Stated exercise:
Restate the whole listing exactly.

Stored records:
==========

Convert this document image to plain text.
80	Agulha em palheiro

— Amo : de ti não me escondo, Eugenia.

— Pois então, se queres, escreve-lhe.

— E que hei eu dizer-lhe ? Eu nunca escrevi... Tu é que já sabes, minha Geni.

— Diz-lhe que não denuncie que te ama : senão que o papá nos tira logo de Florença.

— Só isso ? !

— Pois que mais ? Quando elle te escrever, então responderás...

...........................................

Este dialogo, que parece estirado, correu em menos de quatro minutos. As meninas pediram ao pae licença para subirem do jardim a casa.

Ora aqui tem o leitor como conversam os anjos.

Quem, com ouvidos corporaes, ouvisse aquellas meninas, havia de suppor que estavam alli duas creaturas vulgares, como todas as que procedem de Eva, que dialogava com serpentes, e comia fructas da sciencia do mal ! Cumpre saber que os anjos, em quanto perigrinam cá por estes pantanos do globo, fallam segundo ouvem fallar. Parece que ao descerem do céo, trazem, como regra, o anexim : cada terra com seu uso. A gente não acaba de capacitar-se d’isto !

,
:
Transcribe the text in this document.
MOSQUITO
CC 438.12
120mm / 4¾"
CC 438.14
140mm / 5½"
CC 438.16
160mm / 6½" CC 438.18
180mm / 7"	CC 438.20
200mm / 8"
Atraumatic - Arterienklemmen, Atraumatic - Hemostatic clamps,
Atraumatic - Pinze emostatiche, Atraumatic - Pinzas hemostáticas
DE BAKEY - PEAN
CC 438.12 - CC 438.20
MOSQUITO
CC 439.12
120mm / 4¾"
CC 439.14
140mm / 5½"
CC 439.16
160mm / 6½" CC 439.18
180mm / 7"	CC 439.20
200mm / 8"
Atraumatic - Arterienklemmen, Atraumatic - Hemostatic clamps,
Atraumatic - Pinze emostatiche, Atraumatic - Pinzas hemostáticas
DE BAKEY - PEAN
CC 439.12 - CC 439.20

==========

Correct response:
Convert this document image to plain text.
80	Agulha em palheiro

— Amo : de ti não me escondo, Eugenia.

— Pois então, se queres, escreve-lhe.

— E que hei eu dizer-lhe ? Eu nunca escrevi... Tu é que já sabes, minha Geni.

— Diz-lhe que não denuncie que te ama : senão que o papá nos tira logo de Florença.

— Só isso ? !

— Pois que mais ? Quando elle te escrever, então responderás...

...........................................

Este dialogo, que parece estirado, correu em menos de quatro minutos. As meninas pediram ao pae licença para subirem do jardim a casa.

Ora aqui tem o leitor como conversam os anjos.

Quem, com ouvidos corporaes, ouvisse aquellas meninas, havia de suppor que estavam alli duas creaturas vulgares, como todas as que procedem de Eva, que dialogava com serpentes, e comia fructas da sciencia do mal ! Cumpre saber que os anjos, em quanto perigrinam cá por estes pantanos do globo, fallam segundo ouvem fallar. Parece que ao descerem do céo, trazem, como regra, o anexim : cada terra com seu uso. A gente não acaba de capacitar-se d’isto !

,
:
Transcribe the text in this document.
MOSQUITO
CC 438.12
120mm / 4¾"
CC 438.14
140mm / 5½"
CC 438.16
160mm / 6½" CC 438.18
180mm / 7"	CC 438.20
200mm / 8"
Atraumatic - Arterienklemmen, Atraumatic - Hemostatic clamps,
Atraumatic - Pinze emostatiche, Atraumatic - Pinzas hemostáticas
DE BAKEY - PEAN
CC 438.12 - CC 438.20
MOSQUITO
CC 439.12
120mm / 4¾"
CC 439.14
140mm / 5½"
CC 439.16
160mm / 6½" CC 439.18
180mm / 7"	CC 439.20
200mm / 8"
Atraumatic - Arterienklemmen, Atraumatic - Hemostatic clamps,
Atraumatic - Pinze emostatiche, Atraumatic - Pinzas hemostáticas
DE BAKEY - PEAN
CC 439.12 - CC 439.20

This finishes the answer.